_Exercise data:_
------------------------

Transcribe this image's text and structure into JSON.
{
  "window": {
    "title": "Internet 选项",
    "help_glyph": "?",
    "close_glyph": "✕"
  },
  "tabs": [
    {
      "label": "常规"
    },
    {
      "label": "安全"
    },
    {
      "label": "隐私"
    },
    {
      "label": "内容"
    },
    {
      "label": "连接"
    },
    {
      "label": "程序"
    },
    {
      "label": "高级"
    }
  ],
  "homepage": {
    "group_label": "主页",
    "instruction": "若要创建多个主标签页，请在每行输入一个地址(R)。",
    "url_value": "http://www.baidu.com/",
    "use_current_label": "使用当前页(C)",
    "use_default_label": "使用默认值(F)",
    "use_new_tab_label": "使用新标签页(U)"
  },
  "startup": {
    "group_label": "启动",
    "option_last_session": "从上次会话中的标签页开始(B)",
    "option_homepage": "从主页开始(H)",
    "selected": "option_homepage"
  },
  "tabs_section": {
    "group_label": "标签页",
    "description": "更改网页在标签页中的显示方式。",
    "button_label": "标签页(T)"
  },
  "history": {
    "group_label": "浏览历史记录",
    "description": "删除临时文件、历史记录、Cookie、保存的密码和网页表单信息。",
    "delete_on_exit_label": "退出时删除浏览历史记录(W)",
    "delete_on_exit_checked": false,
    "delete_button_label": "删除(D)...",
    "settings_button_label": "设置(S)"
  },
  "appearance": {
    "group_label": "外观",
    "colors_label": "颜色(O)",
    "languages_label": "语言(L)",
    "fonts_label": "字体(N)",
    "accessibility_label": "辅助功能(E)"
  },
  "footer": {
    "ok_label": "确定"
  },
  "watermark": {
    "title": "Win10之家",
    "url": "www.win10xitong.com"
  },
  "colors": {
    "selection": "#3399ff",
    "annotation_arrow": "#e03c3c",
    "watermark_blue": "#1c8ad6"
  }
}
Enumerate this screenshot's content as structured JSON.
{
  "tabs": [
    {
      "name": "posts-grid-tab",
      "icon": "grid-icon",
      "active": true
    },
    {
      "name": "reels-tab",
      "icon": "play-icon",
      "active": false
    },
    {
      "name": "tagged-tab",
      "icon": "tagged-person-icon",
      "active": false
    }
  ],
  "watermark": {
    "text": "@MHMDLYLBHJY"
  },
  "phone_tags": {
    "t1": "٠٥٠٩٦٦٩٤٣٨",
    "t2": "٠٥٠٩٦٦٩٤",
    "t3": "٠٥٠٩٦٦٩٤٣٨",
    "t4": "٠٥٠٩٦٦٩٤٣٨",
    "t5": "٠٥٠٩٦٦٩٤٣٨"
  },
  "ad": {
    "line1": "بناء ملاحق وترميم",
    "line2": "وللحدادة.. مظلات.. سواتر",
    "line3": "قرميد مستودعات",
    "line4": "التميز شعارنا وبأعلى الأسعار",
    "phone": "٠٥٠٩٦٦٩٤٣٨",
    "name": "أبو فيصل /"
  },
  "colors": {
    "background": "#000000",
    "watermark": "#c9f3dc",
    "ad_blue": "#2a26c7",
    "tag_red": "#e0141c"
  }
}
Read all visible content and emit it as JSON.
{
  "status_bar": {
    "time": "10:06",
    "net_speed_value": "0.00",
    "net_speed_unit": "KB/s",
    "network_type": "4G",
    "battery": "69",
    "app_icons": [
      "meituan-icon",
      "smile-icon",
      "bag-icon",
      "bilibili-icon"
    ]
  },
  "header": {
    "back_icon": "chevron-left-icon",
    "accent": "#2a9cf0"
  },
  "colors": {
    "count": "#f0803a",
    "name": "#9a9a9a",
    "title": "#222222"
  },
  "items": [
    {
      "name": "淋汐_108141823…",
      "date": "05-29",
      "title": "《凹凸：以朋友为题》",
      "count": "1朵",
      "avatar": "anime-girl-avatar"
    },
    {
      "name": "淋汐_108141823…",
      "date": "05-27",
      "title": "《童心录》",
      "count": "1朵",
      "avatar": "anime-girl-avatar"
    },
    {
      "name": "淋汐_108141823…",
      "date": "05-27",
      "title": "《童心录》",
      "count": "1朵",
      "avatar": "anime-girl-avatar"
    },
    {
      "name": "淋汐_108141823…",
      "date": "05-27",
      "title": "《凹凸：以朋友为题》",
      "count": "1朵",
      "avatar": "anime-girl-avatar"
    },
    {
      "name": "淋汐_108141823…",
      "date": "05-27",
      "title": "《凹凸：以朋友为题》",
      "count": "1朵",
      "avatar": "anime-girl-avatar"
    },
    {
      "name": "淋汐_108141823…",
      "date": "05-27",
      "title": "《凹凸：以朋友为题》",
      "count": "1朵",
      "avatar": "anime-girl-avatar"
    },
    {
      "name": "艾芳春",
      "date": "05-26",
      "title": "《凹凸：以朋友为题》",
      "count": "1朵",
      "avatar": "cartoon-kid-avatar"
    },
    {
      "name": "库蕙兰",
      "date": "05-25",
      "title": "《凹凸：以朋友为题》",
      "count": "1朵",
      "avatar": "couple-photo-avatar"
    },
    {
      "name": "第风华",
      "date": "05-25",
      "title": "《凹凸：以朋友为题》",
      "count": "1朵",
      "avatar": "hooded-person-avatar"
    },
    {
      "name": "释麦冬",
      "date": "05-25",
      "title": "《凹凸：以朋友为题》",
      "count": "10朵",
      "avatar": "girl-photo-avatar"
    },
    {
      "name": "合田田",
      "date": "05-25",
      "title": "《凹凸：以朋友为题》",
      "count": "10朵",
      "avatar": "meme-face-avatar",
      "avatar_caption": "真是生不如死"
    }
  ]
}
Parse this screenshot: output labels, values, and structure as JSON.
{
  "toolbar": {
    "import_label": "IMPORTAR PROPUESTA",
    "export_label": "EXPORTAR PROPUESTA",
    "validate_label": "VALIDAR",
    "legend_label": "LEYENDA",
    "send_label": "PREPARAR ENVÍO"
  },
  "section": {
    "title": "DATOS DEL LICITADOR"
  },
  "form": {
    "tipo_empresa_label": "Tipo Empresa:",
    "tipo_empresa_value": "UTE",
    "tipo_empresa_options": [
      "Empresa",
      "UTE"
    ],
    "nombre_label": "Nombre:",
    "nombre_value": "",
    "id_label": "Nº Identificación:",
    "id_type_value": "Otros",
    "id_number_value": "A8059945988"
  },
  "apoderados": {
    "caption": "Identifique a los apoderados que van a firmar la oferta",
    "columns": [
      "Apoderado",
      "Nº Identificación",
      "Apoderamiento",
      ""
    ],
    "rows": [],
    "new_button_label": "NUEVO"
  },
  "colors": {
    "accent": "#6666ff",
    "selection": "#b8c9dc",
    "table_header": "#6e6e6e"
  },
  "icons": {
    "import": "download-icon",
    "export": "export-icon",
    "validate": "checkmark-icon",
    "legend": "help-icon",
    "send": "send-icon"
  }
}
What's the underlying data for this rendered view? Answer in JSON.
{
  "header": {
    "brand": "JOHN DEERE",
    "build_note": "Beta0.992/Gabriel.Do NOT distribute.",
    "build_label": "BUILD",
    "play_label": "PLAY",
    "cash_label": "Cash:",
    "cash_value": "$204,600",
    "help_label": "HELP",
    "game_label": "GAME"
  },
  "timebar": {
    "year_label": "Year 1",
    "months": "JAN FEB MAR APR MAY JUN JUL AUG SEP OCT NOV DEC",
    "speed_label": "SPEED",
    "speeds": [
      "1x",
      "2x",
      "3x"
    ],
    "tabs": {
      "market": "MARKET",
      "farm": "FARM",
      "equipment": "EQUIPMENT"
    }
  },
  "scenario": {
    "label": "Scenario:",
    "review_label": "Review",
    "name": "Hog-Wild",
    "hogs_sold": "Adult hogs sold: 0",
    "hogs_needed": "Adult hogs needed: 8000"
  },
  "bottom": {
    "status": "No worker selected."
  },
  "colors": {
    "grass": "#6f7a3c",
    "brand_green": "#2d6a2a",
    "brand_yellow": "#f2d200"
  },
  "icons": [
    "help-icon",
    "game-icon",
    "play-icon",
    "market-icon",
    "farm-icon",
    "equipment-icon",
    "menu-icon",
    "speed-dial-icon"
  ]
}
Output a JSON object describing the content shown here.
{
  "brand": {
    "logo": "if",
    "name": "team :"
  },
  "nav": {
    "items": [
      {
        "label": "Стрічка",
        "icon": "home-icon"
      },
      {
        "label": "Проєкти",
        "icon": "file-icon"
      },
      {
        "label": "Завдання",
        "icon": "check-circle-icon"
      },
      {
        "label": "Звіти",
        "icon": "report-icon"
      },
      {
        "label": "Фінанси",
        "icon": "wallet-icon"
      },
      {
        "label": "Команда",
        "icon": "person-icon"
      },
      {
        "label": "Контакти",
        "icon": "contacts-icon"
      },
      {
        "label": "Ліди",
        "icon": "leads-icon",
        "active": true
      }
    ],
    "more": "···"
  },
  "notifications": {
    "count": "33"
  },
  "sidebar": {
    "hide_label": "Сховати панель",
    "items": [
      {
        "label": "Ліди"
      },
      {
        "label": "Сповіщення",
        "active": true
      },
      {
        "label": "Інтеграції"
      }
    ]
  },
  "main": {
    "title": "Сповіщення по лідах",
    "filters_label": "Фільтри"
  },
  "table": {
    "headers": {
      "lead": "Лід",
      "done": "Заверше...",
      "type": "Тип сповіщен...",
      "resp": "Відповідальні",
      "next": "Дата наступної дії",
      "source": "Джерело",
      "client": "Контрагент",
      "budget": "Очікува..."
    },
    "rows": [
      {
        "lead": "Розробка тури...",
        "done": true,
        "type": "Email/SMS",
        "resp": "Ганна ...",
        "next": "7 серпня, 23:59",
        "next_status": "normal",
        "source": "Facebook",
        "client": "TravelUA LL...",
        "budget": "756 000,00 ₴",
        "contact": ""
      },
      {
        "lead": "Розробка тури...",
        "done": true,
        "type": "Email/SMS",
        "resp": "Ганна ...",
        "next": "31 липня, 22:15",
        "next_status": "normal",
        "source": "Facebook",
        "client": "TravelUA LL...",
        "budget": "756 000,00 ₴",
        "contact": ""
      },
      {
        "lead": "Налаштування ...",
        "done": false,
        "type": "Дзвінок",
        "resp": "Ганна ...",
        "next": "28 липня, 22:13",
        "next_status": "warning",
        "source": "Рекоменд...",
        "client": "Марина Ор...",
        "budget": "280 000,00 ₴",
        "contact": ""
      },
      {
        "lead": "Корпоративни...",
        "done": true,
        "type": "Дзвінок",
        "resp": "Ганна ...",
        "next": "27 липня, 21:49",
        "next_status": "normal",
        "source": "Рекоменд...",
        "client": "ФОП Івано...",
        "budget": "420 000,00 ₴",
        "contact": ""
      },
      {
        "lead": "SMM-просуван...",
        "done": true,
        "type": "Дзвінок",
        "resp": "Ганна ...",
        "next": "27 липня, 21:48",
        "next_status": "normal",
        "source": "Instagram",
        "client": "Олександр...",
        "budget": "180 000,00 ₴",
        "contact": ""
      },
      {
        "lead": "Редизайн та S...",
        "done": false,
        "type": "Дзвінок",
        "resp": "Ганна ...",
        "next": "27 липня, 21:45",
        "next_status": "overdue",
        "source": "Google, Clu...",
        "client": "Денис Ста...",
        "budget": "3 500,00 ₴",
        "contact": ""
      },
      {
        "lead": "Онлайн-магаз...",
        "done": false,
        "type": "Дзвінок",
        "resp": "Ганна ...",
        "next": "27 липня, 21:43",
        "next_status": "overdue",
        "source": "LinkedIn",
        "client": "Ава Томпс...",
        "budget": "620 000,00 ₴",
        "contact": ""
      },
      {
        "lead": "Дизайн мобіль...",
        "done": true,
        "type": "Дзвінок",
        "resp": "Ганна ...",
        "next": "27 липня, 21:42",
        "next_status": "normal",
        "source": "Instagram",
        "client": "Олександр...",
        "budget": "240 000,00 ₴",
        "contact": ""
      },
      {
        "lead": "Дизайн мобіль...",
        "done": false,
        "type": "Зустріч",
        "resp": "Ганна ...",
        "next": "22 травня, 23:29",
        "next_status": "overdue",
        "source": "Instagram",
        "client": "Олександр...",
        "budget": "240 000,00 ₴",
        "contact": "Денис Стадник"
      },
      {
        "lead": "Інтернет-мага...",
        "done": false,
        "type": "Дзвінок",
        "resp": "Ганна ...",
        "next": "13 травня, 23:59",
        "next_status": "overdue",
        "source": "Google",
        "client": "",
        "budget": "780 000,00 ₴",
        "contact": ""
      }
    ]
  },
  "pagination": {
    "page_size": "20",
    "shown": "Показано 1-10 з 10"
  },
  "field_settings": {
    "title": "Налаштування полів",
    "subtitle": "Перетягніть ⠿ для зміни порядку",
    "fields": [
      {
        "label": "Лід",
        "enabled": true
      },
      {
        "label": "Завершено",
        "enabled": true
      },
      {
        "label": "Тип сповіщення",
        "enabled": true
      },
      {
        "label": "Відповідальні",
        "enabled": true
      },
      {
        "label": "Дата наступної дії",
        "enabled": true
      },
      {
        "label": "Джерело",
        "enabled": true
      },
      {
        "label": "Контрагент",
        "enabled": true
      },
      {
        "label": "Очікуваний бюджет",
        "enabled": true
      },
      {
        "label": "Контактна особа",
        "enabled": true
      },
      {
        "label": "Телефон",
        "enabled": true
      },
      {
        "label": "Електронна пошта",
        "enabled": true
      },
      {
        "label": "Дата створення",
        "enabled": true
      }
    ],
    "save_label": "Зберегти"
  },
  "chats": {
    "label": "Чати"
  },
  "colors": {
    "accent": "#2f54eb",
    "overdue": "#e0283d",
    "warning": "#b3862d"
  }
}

------------------------

_Your goal:_
Copy out each line of the records where the string "Дата" appears.

_The completed task:_
      "next": "Дата наступної дії",
        "label": "Дата наступної дії",
        "label": "Дата створення",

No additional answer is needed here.